ACTION ITEM
Reproduce the records below in their entirety, exactly as shown.

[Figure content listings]
--*--

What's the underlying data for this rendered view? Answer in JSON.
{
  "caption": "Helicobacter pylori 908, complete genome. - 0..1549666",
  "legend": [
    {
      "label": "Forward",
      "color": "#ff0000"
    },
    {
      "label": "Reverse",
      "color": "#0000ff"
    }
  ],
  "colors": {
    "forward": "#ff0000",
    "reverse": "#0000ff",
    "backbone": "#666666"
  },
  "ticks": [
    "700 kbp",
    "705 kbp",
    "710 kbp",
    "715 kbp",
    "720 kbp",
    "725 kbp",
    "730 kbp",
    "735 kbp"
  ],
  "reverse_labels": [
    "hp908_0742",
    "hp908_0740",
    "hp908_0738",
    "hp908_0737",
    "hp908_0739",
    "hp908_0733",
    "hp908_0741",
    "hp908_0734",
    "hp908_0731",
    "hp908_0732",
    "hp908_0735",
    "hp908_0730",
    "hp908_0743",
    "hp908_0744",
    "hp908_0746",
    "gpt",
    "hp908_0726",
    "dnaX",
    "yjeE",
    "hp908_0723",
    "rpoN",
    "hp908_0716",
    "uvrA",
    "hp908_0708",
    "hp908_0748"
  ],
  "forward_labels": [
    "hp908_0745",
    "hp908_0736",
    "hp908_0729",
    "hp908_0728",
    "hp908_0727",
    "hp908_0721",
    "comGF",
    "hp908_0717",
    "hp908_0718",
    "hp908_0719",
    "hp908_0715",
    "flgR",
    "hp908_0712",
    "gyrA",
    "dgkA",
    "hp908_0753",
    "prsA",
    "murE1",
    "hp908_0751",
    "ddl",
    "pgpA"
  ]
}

--*--

RESULT FOR THIS EXERCISE
What's the underlying data for this rendered view? Answer in JSON.
{
  "caption": "Helicobacter pylori 908, complete genome. - 0..1549666",
  "legend": [
    {
      "label": "Forward",
      "color": "#ff0000"
    },
    {
      "label": "Reverse",
      "color": "#0000ff"
    }
  ],
  "colors": {
    "forward": "#ff0000",
    "reverse": "#0000ff",
    "backbone": "#666666"
  },
  "ticks": [
    "700 kbp",
    "705 kbp",
    "710 kbp",
    "715 kbp",
    "720 kbp",
    "725 kbp",
    "730 kbp",
    "735 kbp"
  ],
  "reverse_labels": [
    "hp908_0742",
    "hp908_0740",
    "hp908_0738",
    "hp908_0737",
    "hp908_0739",
    "hp908_0733",
    "hp908_0741",
    "hp908_0734",
    "hp908_0731",
    "hp908_0732",
    "hp908_0735",
    "hp908_0730",
    "hp908_0743",
    "hp908_0744",
    "hp908_0746",
    "gpt",
    "hp908_0726",
    "dnaX",
    "yjeE",
    "hp908_0723",
    "rpoN",
    "hp908_0716",
    "uvrA",
    "hp908_0708",
    "hp908_0748"
  ],
  "forward_labels": [
    "hp908_0745",
    "hp908_0736",
    "hp908_0729",
    "hp908_0728",
    "hp908_0727",
    "hp908_0721",
    "comGF",
    "hp908_0717",
    "hp908_0718",
    "hp908_0719",
    "hp908_0715",
    "flgR",
    "hp908_0712",
    "gyrA",
    "dgkA",
    "hp908_0753",
    "prsA",
    "murE1",
    "hp908_0751",
    "ddl",
    "pgpA"
  ]
}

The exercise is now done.